# Task description
Leave out the pictures and repeat the rest of the material exactly.

# Dataset extract

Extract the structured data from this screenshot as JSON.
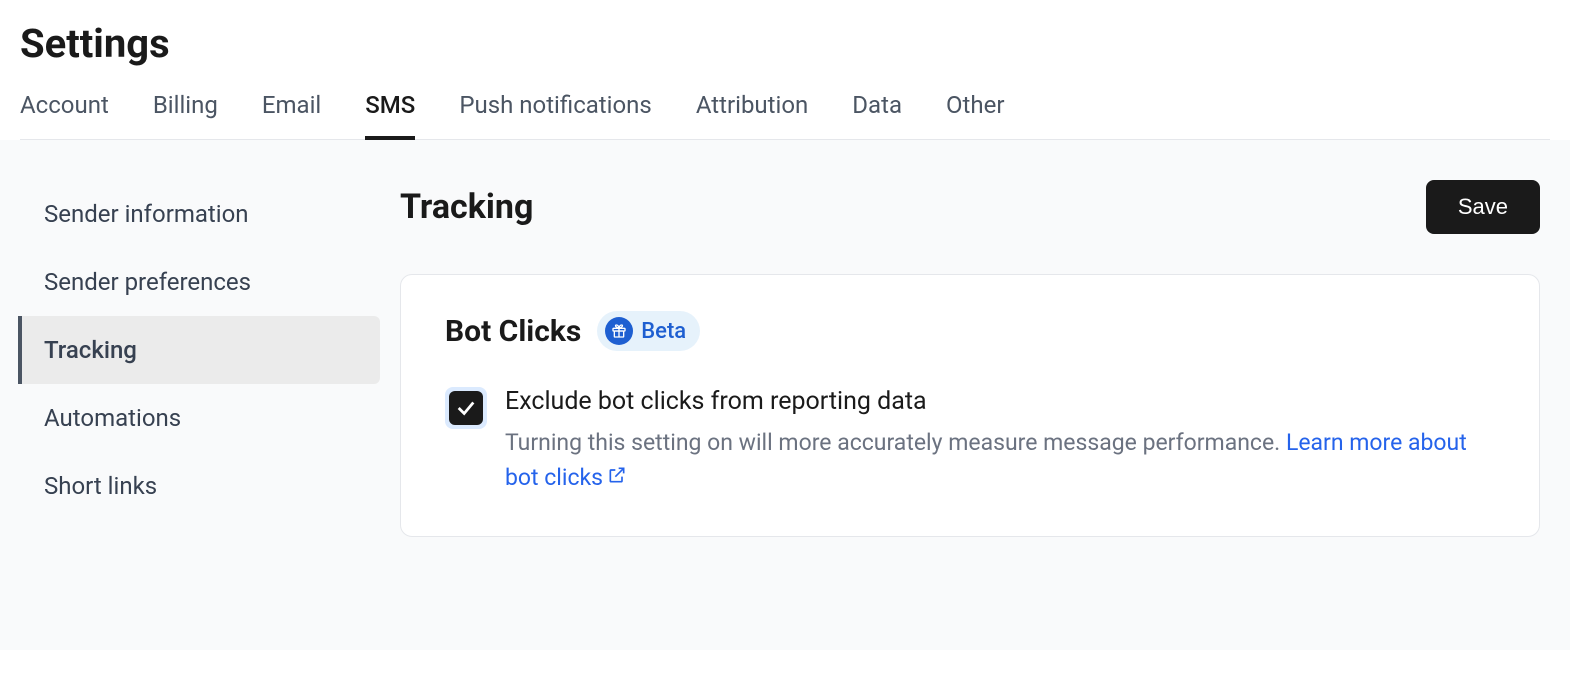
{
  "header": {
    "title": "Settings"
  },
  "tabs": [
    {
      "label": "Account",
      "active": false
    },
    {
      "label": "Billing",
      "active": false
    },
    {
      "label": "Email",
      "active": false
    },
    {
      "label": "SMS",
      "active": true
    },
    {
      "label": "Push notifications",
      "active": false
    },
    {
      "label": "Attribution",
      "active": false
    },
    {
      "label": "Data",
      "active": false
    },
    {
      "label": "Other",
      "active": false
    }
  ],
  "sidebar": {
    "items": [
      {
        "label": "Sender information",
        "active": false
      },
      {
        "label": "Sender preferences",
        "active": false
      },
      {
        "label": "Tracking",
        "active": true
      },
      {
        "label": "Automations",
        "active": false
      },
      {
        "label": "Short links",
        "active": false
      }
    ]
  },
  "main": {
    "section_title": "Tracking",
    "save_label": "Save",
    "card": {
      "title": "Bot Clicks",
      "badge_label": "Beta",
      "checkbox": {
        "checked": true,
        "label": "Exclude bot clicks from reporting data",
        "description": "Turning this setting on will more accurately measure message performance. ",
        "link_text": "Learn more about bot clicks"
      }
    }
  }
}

# Output below
Extract the structured data from this screenshot as JSON.
{
  "header": {
    "title": "Settings"
  },
  "tabs": [
    {
      "label": "Account",
      "active": false
    },
    {
      "label": "Billing",
      "active": false
    },
    {
      "label": "Email",
      "active": false
    },
    {
      "label": "SMS",
      "active": true
    },
    {
      "label": "Push notifications",
      "active": false
    },
    {
      "label": "Attribution",
      "active": false
    },
    {
      "label": "Data",
      "active": false
    },
    {
      "label": "Other",
      "active": false
    }
  ],
  "sidebar": {
    "items": [
      {
        "label": "Sender information",
        "active": false
      },
      {
        "label": "Sender preferences",
        "active": false
      },
      {
        "label": "Tracking",
        "active": true
      },
      {
        "label": "Automations",
        "active": false
      },
      {
        "label": "Short links",
        "active": false
      }
    ]
  },
  "main": {
    "section_title": "Tracking",
    "save_label": "Save",
    "card": {
      "title": "Bot Clicks",
      "badge_label": "Beta",
      "checkbox": {
        "checked": true,
        "label": "Exclude bot clicks from reporting data",
        "description": "Turning this setting on will more accurately measure message performance. ",
        "link_text": "Learn more about bot clicks"
      }
    }
  }
}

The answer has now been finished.